Problem details – Provide only the number of lines in the data below that contain the word "content".

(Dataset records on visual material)

■ ■ ■ ■

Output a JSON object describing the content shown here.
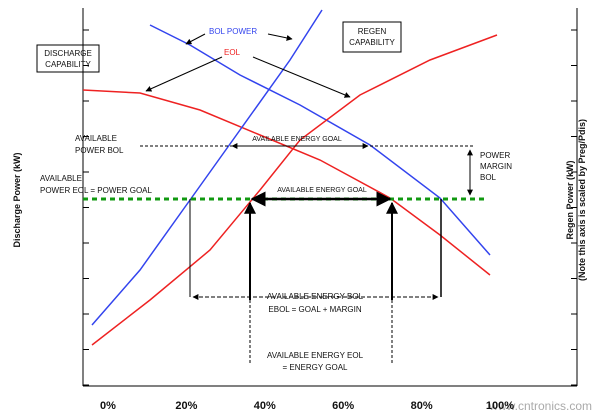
{
  "labels": {
    "bol_power": "BOL POWER",
    "eol": "EOL",
    "regen": [
      "REGEN",
      "CAPABILITY"
    ],
    "discharge": [
      "DISCHARGE",
      "CAPABILITY"
    ],
    "power_bol": [
      "AVAILABLE",
      "POWER  BOL"
    ],
    "energy_goal_top": "AVAILABLE ENERGY GOAL",
    "margin": [
      "POWER",
      "MARGIN",
      "BOL"
    ],
    "power_eol": [
      "AVAILABLE",
      "POWER  EOL  = POWER GOAL"
    ],
    "energy_goal_mid": "AVAILABLE ENERGY GOAL",
    "energy_bol": [
      "AVAILABLE ENERGY BOL",
      "EBOL = GOAL + MARGIN"
    ],
    "energy_eol": [
      "AVAILABLE ENERGY EOL",
      "= ENERGY GOAL"
    ]
  },
  "axes": {
    "left": "Discharge Power (kW)",
    "right": [
      "Regen Power (kW)",
      "(Note this axis is scaled by Preg/Pdis)"
    ],
    "x_ticks": [
      "0%",
      "20%",
      "40%",
      "60%",
      "80%",
      "100%"
    ]
  },
  "watermark": "www.cntronics.com"
}
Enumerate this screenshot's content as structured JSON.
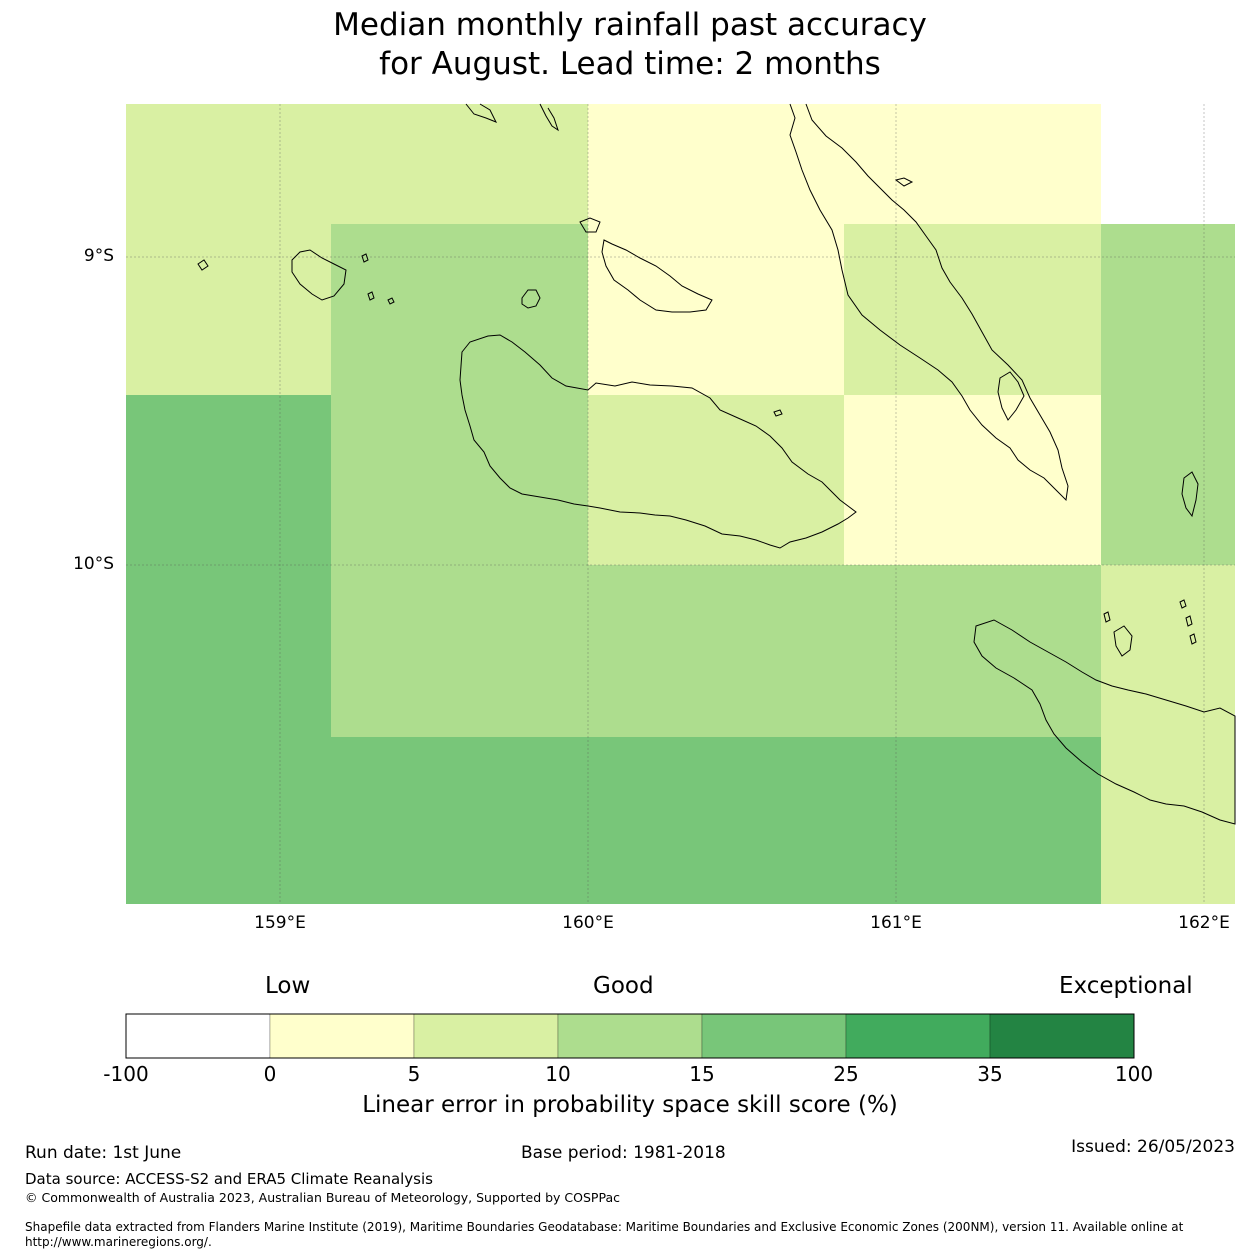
{
  "title": {
    "line1": "Median monthly rainfall past accuracy",
    "line2": "for August. Lead time: 2 months"
  },
  "map": {
    "lat_labels": [
      "9°S",
      "10°S"
    ],
    "lon_labels": [
      "159°E",
      "160°E",
      "161°E",
      "162°E"
    ],
    "lon_range": [
      158.5,
      162.1
    ],
    "lat_range": [
      -11.1,
      -8.5
    ],
    "gridlines": true,
    "coastline_color": "#000000"
  },
  "legend": {
    "category_labels": [
      "Low",
      "Good",
      "Exceptional"
    ],
    "ticks": [
      "-100",
      "0",
      "5",
      "10",
      "15",
      "25",
      "35",
      "100"
    ],
    "colors": [
      "#ffffff",
      "#ffffcc",
      "#d9f0a3",
      "#addd8e",
      "#78c679",
      "#41ab5d",
      "#238443"
    ],
    "title": "Linear error in probability space skill score (%)"
  },
  "footer": {
    "run_date": "Run date: 1st June",
    "base_period": "Base period: 1981-2018",
    "issued": "Issued: 26/05/2023",
    "data_source": "Data source: ACCESS-S2 and ERA5 Climate Reanalysis",
    "copyright": "© Commonwealth of Australia 2023, Australian Bureau of Meteorology, Supported by COSPPac",
    "shapefile_note": "Shapefile data extracted from Flanders Marine Institute (2019), Maritime Boundaries Geodatabase: Maritime Boundaries and Exclusive Economic Zones (200NM), version 11. Available online at http://www.marineregions.org/."
  }
}
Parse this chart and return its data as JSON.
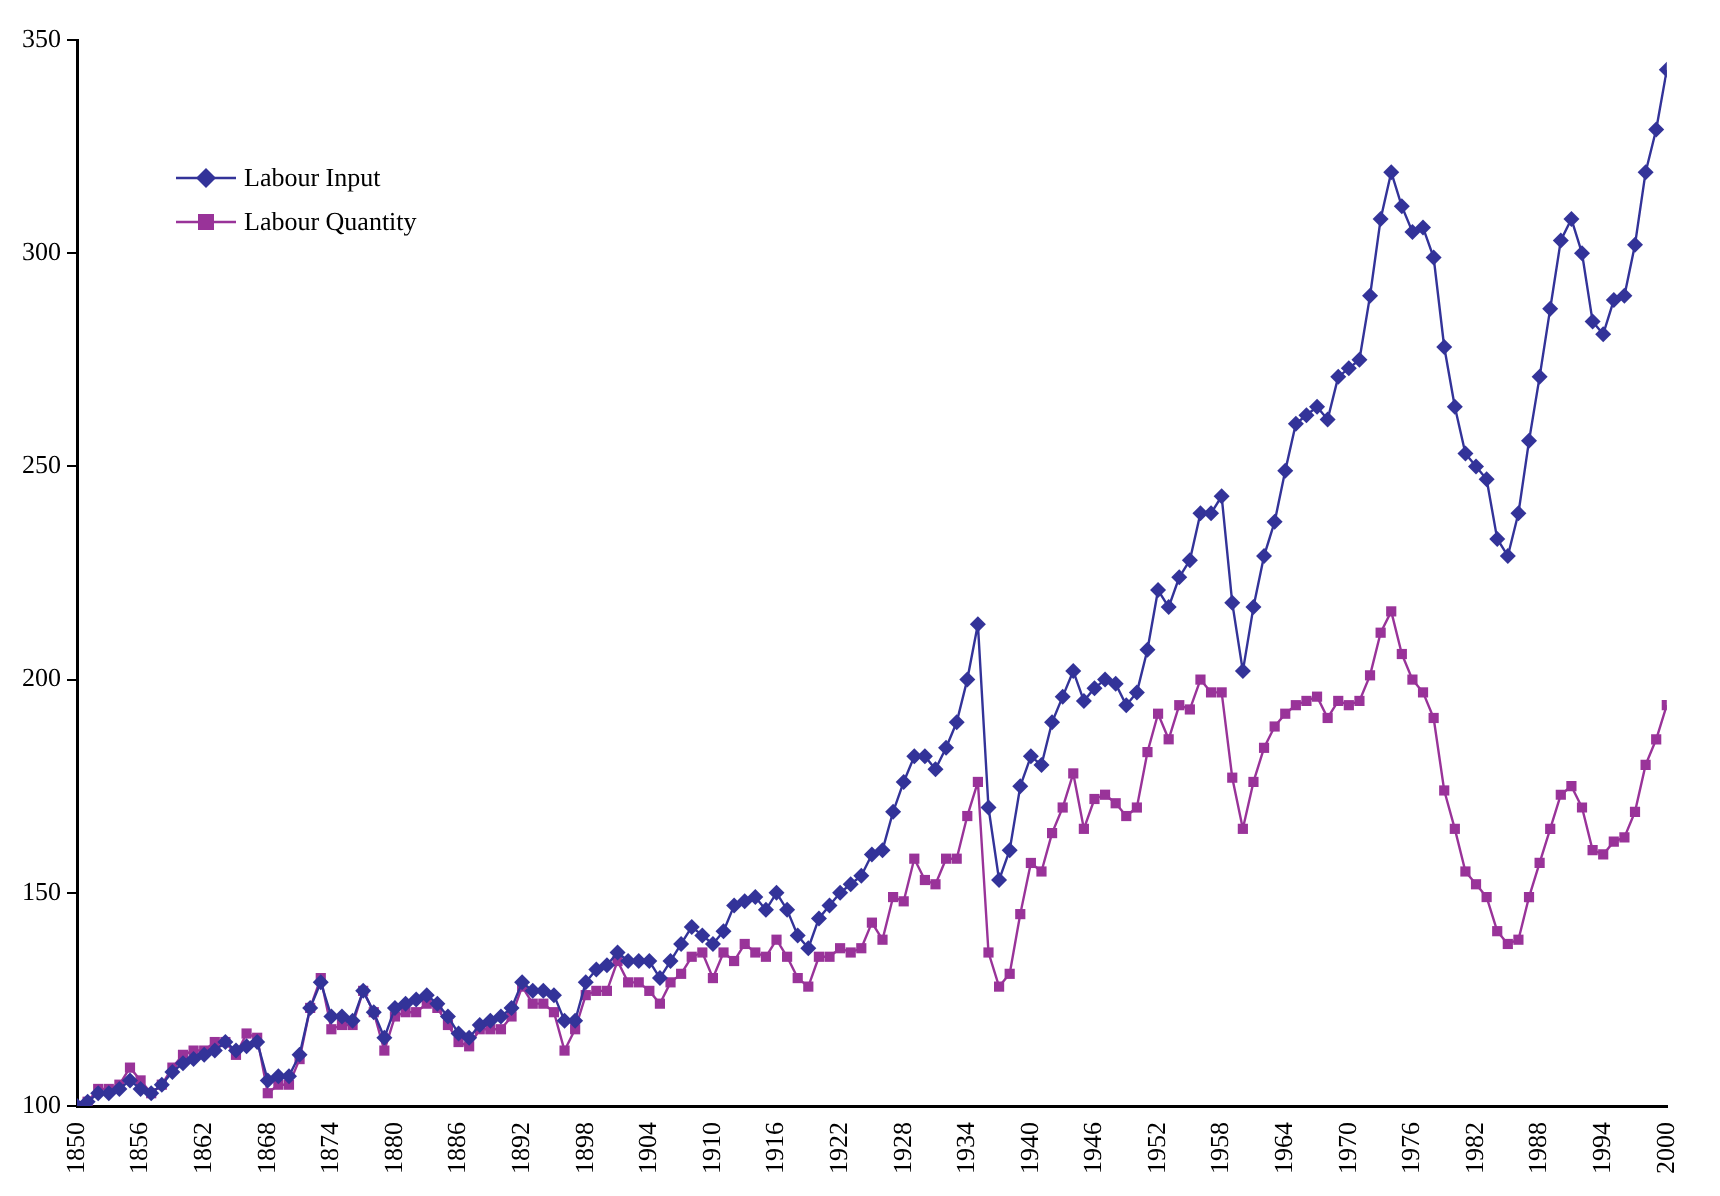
{
  "chart_data": {
    "type": "line",
    "x": [
      1850,
      1851,
      1852,
      1853,
      1854,
      1855,
      1856,
      1857,
      1858,
      1859,
      1860,
      1861,
      1862,
      1863,
      1864,
      1865,
      1866,
      1867,
      1868,
      1869,
      1870,
      1871,
      1872,
      1873,
      1874,
      1875,
      1876,
      1877,
      1878,
      1879,
      1880,
      1881,
      1882,
      1883,
      1884,
      1885,
      1886,
      1887,
      1888,
      1889,
      1890,
      1891,
      1892,
      1893,
      1894,
      1895,
      1896,
      1897,
      1898,
      1899,
      1900,
      1901,
      1902,
      1903,
      1904,
      1905,
      1906,
      1907,
      1908,
      1909,
      1910,
      1911,
      1912,
      1913,
      1914,
      1915,
      1916,
      1917,
      1918,
      1919,
      1920,
      1921,
      1922,
      1923,
      1924,
      1925,
      1926,
      1927,
      1928,
      1929,
      1930,
      1931,
      1932,
      1933,
      1934,
      1935,
      1936,
      1937,
      1938,
      1939,
      1940,
      1941,
      1942,
      1943,
      1944,
      1945,
      1946,
      1947,
      1948,
      1949,
      1950,
      1951,
      1952,
      1953,
      1954,
      1955,
      1956,
      1957,
      1958,
      1959,
      1960,
      1961,
      1962,
      1963,
      1964,
      1965,
      1966,
      1967,
      1968,
      1969,
      1970,
      1971,
      1972,
      1973,
      1974,
      1975,
      1976,
      1977,
      1978,
      1979,
      1980,
      1981,
      1982,
      1983,
      1984,
      1985,
      1986,
      1987,
      1988,
      1989,
      1990,
      1991,
      1992,
      1993,
      1994,
      1995,
      1996,
      1997,
      1998,
      1999,
      2000
    ],
    "series": [
      {
        "name": "Labour Input",
        "color": "#333399",
        "marker": "diamond",
        "values": [
          100,
          101,
          103,
          103,
          104,
          106,
          104,
          103,
          105,
          108,
          110,
          111,
          112,
          113,
          115,
          113,
          114,
          115,
          106,
          107,
          107,
          112,
          123,
          129,
          121,
          121,
          120,
          127,
          122,
          116,
          123,
          124,
          125,
          126,
          124,
          121,
          117,
          116,
          119,
          120,
          121,
          123,
          129,
          127,
          127,
          126,
          120,
          120,
          129,
          132,
          133,
          136,
          134,
          134,
          134,
          130,
          134,
          138,
          142,
          140,
          138,
          141,
          147,
          148,
          149,
          146,
          150,
          146,
          140,
          137,
          144,
          147,
          150,
          152,
          154,
          159,
          160,
          169,
          176,
          182,
          182,
          179,
          184,
          190,
          200,
          213,
          170,
          153,
          160,
          175,
          182,
          180,
          190,
          196,
          202,
          195,
          198,
          200,
          199,
          194,
          197,
          207,
          221,
          217,
          224,
          228,
          239,
          239,
          243,
          218,
          202,
          217,
          229,
          237,
          249,
          260,
          262,
          264,
          261,
          271,
          273,
          275,
          290,
          308,
          319,
          311,
          305,
          306,
          299,
          278,
          264,
          253,
          250,
          247,
          233,
          229,
          239,
          256,
          271,
          287,
          303,
          308,
          300,
          284,
          281,
          289,
          290,
          302,
          319,
          329,
          343
        ]
      },
      {
        "name": "Labour Quantity",
        "color": "#993399",
        "marker": "square",
        "values": [
          100,
          101,
          104,
          104,
          105,
          109,
          106,
          103,
          105,
          109,
          112,
          113,
          113,
          115,
          115,
          112,
          117,
          116,
          103,
          105,
          105,
          111,
          123,
          130,
          118,
          119,
          119,
          127,
          122,
          113,
          121,
          122,
          122,
          124,
          123,
          119,
          115,
          114,
          118,
          118,
          118,
          121,
          128,
          124,
          124,
          122,
          113,
          118,
          126,
          127,
          127,
          134,
          129,
          129,
          127,
          124,
          129,
          131,
          135,
          136,
          130,
          136,
          134,
          138,
          136,
          135,
          139,
          135,
          130,
          128,
          135,
          135,
          137,
          136,
          137,
          143,
          139,
          149,
          148,
          158,
          153,
          152,
          158,
          158,
          168,
          176,
          136,
          128,
          131,
          145,
          157,
          155,
          164,
          170,
          178,
          165,
          172,
          173,
          171,
          168,
          170,
          183,
          192,
          186,
          194,
          193,
          200,
          197,
          197,
          177,
          165,
          176,
          184,
          189,
          192,
          194,
          195,
          196,
          191,
          195,
          194,
          195,
          201,
          211,
          216,
          206,
          200,
          197,
          191,
          174,
          165,
          155,
          152,
          149,
          141,
          138,
          139,
          149,
          157,
          165,
          173,
          175,
          170,
          160,
          159,
          162,
          163,
          169,
          180,
          186,
          194
        ]
      }
    ],
    "xlim": [
      1850,
      2000
    ],
    "xticks": [
      1850,
      1856,
      1862,
      1868,
      1874,
      1880,
      1886,
      1892,
      1898,
      1904,
      1910,
      1916,
      1922,
      1928,
      1934,
      1940,
      1946,
      1952,
      1958,
      1964,
      1970,
      1976,
      1982,
      1988,
      1994,
      2000
    ],
    "ylim": [
      100,
      350
    ],
    "yticks": [
      100,
      150,
      200,
      250,
      300,
      350
    ],
    "grid": false,
    "legend": "top left",
    "line_style": "solid"
  }
}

■ ■ ■ ■

Final result – 2